■ Listings of layout items with their boxes:
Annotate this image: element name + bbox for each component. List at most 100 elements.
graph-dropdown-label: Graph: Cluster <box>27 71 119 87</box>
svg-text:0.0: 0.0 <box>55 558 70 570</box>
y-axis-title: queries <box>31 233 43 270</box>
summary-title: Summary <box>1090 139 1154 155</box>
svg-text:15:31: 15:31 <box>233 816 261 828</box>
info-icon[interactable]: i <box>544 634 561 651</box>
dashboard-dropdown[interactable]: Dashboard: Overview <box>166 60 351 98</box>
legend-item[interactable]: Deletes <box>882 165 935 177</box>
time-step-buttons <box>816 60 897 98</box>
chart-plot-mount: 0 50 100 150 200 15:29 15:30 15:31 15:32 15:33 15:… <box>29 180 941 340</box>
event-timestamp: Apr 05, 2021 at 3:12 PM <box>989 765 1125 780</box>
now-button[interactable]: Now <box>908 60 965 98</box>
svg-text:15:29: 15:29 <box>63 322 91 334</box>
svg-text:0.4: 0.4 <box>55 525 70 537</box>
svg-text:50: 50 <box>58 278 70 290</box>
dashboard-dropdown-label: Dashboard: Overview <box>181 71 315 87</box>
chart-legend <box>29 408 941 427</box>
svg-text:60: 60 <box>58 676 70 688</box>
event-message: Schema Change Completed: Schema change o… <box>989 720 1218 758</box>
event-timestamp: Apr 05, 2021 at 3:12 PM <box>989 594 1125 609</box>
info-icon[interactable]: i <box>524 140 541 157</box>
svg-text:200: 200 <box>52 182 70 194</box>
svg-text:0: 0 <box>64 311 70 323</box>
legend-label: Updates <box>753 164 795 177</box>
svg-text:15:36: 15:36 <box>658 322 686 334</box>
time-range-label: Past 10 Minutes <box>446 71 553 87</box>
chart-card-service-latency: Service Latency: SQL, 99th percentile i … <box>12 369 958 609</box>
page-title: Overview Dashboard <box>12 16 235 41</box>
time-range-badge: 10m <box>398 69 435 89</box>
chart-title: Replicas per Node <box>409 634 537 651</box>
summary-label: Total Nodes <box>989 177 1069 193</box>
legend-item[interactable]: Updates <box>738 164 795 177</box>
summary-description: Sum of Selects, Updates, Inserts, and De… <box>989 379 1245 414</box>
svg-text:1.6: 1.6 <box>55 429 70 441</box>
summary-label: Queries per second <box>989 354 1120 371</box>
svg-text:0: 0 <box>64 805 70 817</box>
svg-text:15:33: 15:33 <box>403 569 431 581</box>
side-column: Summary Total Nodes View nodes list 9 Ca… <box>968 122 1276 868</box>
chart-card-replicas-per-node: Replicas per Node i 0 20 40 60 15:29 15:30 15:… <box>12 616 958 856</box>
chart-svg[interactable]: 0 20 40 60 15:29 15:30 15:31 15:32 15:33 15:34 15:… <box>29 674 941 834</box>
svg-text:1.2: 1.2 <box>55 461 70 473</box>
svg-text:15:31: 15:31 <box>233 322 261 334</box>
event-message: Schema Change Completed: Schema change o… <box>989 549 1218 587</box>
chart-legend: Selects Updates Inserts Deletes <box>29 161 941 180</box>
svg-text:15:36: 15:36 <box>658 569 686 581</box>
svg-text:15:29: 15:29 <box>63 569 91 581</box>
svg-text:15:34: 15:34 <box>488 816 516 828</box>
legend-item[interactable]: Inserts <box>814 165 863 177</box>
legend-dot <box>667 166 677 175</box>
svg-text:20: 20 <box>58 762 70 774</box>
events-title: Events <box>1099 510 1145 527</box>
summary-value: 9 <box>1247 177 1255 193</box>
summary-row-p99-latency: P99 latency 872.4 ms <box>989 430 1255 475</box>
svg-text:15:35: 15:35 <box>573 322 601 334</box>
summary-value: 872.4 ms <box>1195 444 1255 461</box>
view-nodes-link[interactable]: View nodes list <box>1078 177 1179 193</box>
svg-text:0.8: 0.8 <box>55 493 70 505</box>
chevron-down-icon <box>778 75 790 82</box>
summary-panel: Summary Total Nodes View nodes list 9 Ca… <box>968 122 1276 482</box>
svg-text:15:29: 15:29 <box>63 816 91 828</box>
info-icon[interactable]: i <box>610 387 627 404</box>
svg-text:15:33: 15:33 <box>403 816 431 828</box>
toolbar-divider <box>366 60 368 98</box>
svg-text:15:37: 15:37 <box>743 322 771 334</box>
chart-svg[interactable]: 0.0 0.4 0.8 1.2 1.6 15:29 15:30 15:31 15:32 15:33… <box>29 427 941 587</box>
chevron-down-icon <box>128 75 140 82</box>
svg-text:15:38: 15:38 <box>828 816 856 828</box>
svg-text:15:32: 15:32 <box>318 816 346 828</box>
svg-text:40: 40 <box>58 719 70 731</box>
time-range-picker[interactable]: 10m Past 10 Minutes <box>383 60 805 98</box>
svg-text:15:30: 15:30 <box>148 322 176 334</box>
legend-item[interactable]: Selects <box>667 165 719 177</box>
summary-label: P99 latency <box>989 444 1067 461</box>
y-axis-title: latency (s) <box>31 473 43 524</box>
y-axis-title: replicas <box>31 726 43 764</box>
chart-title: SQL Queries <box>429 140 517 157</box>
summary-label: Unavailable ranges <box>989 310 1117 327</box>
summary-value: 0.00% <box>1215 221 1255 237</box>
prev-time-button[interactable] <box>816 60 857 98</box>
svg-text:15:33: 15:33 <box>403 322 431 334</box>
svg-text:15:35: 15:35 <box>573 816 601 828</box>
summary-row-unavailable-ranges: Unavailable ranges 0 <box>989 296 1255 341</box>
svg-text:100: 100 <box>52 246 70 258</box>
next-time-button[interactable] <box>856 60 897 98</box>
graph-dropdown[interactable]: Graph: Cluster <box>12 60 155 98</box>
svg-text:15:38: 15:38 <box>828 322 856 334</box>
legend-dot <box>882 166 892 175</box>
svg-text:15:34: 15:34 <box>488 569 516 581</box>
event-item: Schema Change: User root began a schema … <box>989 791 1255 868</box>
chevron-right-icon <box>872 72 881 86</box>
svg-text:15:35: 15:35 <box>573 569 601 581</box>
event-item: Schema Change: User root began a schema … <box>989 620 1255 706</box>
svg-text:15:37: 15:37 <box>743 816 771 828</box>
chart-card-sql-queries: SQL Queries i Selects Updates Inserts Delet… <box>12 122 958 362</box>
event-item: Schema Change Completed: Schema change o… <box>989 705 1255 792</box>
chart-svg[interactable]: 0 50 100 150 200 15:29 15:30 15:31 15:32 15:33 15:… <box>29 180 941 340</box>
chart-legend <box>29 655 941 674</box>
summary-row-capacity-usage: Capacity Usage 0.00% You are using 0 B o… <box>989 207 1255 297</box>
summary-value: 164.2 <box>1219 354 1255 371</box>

■ DO THIS: Copy every one of the items above word for word, with each line kept unchanged.

■ RESULT OF THE TASK:
Annotate this image: element name + bbox for each component. List at most 100 elements.
graph-dropdown-label: Graph: Cluster <box>27 71 119 87</box>
svg-text:0.0: 0.0 <box>55 558 70 570</box>
y-axis-title: queries <box>31 233 43 270</box>
summary-title: Summary <box>1090 139 1154 155</box>
svg-text:15:31: 15:31 <box>233 816 261 828</box>
info-icon[interactable]: i <box>544 634 561 651</box>
dashboard-dropdown[interactable]: Dashboard: Overview <box>166 60 351 98</box>
legend-item[interactable]: Deletes <box>882 165 935 177</box>
time-step-buttons <box>816 60 897 98</box>
chart-plot-mount: 0 50 100 150 200 15:29 15:30 15:31 15:32 15:33 15:… <box>29 180 941 340</box>
event-timestamp: Apr 05, 2021 at 3:12 PM <box>989 765 1125 780</box>
now-button[interactable]: Now <box>908 60 965 98</box>
svg-text:15:29: 15:29 <box>63 322 91 334</box>
svg-text:0.4: 0.4 <box>55 525 70 537</box>
svg-text:50: 50 <box>58 278 70 290</box>
dashboard-dropdown-label: Dashboard: Overview <box>181 71 315 87</box>
chart-legend <box>29 408 941 427</box>
svg-text:60: 60 <box>58 676 70 688</box>
event-message: Schema Change Completed: Schema change o… <box>989 720 1218 758</box>
event-timestamp: Apr 05, 2021 at 3:12 PM <box>989 594 1125 609</box>
info-icon[interactable]: i <box>524 140 541 157</box>
svg-text:200: 200 <box>52 182 70 194</box>
svg-text:0: 0 <box>64 311 70 323</box>
legend-label: Updates <box>753 164 795 177</box>
svg-text:15:36: 15:36 <box>658 322 686 334</box>
time-range-label: Past 10 Minutes <box>446 71 553 87</box>
chart-card-service-latency: Service Latency: SQL, 99th percentile i … <box>12 369 958 609</box>
page-title: Overview Dashboard <box>12 16 235 41</box>
time-range-badge: 10m <box>398 69 435 89</box>
chart-title: Replicas per Node <box>409 634 537 651</box>
summary-label: Total Nodes <box>989 177 1069 193</box>
legend-item[interactable]: Updates <box>738 164 795 177</box>
summary-description: Sum of Selects, Updates, Inserts, and De… <box>989 379 1245 414</box>
svg-text:1.6: 1.6 <box>55 429 70 441</box>
summary-label: Queries per second <box>989 354 1120 371</box>
svg-text:0: 0 <box>64 805 70 817</box>
svg-text:15:33: 15:33 <box>403 569 431 581</box>
side-column: Summary Total Nodes View nodes list 9 Ca… <box>968 122 1276 868</box>
chart-card-replicas-per-node: Replicas per Node i 0 20 40 60 15:29 15:30 15:… <box>12 616 958 856</box>
chart-svg[interactable]: 0 20 40 60 15:29 15:30 15:31 15:32 15:33 15:34 15:… <box>29 674 941 834</box>
svg-text:1.2: 1.2 <box>55 461 70 473</box>
svg-text:15:31: 15:31 <box>233 322 261 334</box>
event-message: Schema Change Completed: Schema change o… <box>989 549 1218 587</box>
chart-legend: Selects Updates Inserts Deletes <box>29 161 941 180</box>
svg-text:15:36: 15:36 <box>658 569 686 581</box>
svg-text:15:29: 15:29 <box>63 569 91 581</box>
svg-text:15:34: 15:34 <box>488 816 516 828</box>
legend-item[interactable]: Inserts <box>814 165 863 177</box>
legend-dot <box>667 166 677 175</box>
svg-text:20: 20 <box>58 762 70 774</box>
events-title: Events <box>1099 510 1145 527</box>
summary-value: 9 <box>1247 177 1255 193</box>
summary-row-p99-latency: P99 latency 872.4 ms <box>989 430 1255 475</box>
svg-text:15:35: 15:35 <box>573 322 601 334</box>
summary-value: 872.4 ms <box>1195 444 1255 461</box>
view-nodes-link[interactable]: View nodes list <box>1078 177 1179 193</box>
svg-text:0.8: 0.8 <box>55 493 70 505</box>
chevron-down-icon <box>778 75 790 82</box>
summary-panel: Summary Total Nodes View nodes list 9 Ca… <box>968 122 1276 482</box>
svg-text:15:29: 15:29 <box>63 816 91 828</box>
info-icon[interactable]: i <box>610 387 627 404</box>
svg-text:15:33: 15:33 <box>403 816 431 828</box>
toolbar-divider <box>366 60 368 98</box>
svg-text:15:37: 15:37 <box>743 322 771 334</box>
chart-svg[interactable]: 0.0 0.4 0.8 1.2 1.6 15:29 15:30 15:31 15:32 15:33… <box>29 427 941 587</box>
chevron-down-icon <box>128 75 140 82</box>
svg-text:15:38: 15:38 <box>828 816 856 828</box>
svg-text:15:32: 15:32 <box>318 816 346 828</box>
svg-text:40: 40 <box>58 719 70 731</box>
time-range-picker[interactable]: 10m Past 10 Minutes <box>383 60 805 98</box>
svg-text:15:30: 15:30 <box>148 322 176 334</box>
legend-item[interactable]: Selects <box>667 165 719 177</box>
summary-label: P99 latency <box>989 444 1067 461</box>
y-axis-title: latency (s) <box>31 473 43 524</box>
y-axis-title: replicas <box>31 726 43 764</box>
chart-title: SQL Queries <box>429 140 517 157</box>
summary-label: Unavailable ranges <box>989 310 1117 327</box>
summary-value: 0.00% <box>1215 221 1255 237</box>
prev-time-button[interactable] <box>816 60 857 98</box>
svg-text:15:33: 15:33 <box>403 322 431 334</box>
svg-text:15:35: 15:35 <box>573 816 601 828</box>
summary-row-unavailable-ranges: Unavailable ranges 0 <box>989 296 1255 341</box>
svg-text:100: 100 <box>52 246 70 258</box>
next-time-button[interactable] <box>856 60 897 98</box>
graph-dropdown[interactable]: Graph: Cluster <box>12 60 155 98</box>
svg-text:15:38: 15:38 <box>828 322 856 334</box>
legend-dot <box>882 166 892 175</box>
svg-text:15:34: 15:34 <box>488 569 516 581</box>
event-item: Schema Change: User root began a schema … <box>989 791 1255 868</box>
chevron-right-icon <box>872 72 881 86</box>
svg-text:15:35: 15:35 <box>573 569 601 581</box>
event-item: Schema Change: User root began a schema … <box>989 620 1255 706</box>
svg-text:15:37: 15:37 <box>743 816 771 828</box>
chart-card-sql-queries: SQL Queries i Selects Updates Inserts Delet… <box>12 122 958 362</box>
event-item: Schema Change Completed: Schema change o… <box>989 705 1255 792</box>
chart-svg[interactable]: 0 50 100 150 200 15:29 15:30 15:31 15:32 15:33 15:… <box>29 180 941 340</box>
chart-legend <box>29 655 941 674</box>
summary-row-capacity-usage: Capacity Usage 0.00% You are using 0 B o… <box>989 207 1255 297</box>
summary-value: 164.2 <box>1219 354 1255 371</box>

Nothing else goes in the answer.